• [Written exercise]: Can you find the lines of the listing that include "descriptions" and copy every one?

• [Supplied data]:

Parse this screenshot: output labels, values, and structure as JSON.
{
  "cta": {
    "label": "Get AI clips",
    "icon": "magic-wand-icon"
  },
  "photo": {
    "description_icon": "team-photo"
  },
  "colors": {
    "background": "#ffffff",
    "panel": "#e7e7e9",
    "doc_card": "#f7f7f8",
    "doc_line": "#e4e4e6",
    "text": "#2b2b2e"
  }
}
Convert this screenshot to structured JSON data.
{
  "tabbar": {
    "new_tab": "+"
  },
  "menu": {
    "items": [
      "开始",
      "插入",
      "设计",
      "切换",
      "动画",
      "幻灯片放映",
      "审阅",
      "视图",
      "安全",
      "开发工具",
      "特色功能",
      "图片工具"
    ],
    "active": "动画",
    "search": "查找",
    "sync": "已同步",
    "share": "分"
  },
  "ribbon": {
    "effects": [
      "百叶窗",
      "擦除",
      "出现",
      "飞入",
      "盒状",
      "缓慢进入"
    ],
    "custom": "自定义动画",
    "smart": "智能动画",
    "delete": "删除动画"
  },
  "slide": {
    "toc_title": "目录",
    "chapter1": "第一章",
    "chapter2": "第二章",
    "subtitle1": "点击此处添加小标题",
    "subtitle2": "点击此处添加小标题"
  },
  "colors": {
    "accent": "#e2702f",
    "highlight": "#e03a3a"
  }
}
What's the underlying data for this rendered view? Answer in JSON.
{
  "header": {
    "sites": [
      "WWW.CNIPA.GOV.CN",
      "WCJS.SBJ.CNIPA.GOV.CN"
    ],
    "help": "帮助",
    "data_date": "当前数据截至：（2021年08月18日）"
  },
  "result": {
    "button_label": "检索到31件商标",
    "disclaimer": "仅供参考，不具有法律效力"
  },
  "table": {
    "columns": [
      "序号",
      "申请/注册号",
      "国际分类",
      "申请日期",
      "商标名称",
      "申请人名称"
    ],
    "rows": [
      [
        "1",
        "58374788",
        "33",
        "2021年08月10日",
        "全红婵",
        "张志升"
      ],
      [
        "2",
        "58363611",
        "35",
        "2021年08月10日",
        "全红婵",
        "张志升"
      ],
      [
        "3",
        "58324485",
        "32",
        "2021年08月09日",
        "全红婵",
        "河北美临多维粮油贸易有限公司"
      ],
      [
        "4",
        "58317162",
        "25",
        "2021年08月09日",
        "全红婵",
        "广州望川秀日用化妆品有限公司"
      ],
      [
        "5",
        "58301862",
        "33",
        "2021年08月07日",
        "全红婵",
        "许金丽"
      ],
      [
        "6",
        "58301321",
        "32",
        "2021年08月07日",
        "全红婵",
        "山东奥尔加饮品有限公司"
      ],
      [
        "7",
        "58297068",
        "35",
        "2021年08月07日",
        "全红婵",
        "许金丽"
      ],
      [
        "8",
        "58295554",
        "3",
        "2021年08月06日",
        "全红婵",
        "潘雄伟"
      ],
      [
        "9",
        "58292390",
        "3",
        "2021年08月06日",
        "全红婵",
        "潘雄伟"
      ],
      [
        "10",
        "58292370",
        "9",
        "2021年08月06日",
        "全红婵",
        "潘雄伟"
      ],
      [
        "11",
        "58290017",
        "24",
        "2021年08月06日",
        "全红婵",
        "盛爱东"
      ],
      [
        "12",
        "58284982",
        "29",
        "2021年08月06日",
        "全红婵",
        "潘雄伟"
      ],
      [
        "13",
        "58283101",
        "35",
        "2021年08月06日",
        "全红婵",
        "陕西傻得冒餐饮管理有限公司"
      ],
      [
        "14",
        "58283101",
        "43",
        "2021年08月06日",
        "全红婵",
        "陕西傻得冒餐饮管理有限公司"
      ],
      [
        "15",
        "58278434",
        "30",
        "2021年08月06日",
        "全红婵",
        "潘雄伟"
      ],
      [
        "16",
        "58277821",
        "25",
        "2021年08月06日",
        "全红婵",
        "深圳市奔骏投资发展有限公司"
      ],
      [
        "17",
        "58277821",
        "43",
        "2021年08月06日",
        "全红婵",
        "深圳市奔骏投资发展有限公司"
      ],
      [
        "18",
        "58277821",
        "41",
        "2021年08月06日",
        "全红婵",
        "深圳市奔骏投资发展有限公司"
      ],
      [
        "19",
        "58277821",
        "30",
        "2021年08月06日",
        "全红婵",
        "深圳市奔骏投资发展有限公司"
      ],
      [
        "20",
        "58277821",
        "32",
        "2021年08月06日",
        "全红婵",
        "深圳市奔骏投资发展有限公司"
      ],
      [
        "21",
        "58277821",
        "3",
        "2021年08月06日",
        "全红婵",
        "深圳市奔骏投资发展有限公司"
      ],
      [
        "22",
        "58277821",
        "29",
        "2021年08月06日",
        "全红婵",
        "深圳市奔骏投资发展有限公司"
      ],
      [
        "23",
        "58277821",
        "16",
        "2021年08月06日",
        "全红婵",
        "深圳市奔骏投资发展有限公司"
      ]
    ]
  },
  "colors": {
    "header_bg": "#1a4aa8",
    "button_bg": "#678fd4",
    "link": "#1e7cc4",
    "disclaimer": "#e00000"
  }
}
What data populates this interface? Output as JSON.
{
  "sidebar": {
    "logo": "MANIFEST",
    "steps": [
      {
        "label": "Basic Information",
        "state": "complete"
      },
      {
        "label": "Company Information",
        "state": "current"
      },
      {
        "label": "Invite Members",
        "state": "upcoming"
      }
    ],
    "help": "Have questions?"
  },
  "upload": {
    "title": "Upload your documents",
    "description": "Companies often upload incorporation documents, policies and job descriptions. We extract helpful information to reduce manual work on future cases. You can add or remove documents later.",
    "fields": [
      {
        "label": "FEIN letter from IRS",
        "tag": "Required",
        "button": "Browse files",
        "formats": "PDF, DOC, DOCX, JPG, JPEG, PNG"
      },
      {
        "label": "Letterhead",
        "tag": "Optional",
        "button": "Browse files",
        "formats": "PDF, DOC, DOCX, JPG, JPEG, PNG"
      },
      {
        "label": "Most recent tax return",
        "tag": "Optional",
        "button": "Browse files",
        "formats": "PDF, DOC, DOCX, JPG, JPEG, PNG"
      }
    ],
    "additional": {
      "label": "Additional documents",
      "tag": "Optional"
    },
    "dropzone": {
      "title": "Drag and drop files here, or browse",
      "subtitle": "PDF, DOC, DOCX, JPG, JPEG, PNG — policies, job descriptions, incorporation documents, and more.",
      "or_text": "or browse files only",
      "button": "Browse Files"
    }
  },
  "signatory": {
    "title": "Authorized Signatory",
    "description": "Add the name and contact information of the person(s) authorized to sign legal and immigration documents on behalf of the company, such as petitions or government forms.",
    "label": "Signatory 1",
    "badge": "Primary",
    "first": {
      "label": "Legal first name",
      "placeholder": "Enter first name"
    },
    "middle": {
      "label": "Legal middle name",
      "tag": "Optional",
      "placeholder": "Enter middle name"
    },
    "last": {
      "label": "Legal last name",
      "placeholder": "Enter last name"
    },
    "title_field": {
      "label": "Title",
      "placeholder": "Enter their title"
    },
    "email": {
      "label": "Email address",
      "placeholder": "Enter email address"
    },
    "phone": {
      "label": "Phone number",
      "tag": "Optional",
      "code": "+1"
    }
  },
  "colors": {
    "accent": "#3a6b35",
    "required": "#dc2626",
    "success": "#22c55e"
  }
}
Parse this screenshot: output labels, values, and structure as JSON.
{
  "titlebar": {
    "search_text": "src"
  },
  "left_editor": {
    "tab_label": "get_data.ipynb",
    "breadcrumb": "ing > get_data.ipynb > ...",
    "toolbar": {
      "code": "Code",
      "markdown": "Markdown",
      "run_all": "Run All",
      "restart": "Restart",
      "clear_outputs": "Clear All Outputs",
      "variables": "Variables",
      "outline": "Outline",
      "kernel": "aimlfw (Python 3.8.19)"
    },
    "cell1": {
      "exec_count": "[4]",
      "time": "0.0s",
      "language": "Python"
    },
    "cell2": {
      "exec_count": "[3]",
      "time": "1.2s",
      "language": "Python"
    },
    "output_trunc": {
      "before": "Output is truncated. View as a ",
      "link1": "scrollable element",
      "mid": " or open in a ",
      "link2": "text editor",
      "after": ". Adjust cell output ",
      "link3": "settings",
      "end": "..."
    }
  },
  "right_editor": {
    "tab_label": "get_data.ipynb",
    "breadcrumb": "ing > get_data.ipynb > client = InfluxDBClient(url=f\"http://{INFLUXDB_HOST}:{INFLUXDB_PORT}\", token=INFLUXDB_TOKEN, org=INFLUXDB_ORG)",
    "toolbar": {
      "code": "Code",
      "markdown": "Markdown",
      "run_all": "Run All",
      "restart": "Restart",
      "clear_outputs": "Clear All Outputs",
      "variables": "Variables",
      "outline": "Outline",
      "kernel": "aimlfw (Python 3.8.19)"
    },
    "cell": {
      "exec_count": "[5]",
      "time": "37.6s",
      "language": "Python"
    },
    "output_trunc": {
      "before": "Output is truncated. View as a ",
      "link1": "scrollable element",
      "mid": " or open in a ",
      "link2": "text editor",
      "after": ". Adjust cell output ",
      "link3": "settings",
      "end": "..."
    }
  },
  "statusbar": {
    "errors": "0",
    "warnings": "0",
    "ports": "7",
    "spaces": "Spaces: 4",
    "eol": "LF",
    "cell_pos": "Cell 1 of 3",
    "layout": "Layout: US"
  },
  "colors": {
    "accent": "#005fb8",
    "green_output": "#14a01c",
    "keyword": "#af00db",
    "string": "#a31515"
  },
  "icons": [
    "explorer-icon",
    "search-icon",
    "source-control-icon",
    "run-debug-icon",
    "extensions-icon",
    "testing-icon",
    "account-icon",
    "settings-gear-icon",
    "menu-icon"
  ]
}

• [Output below]:
    "description": "Companies often upload incorporation documents, policies and job descriptions. We extract helpful information to reduce manual work on future cases. You can add or remove documents later.",
      "subtitle": "PDF, DOC, DOCX, JPG, JPEG, PNG — policies, job descriptions, incorporation documents, and more.",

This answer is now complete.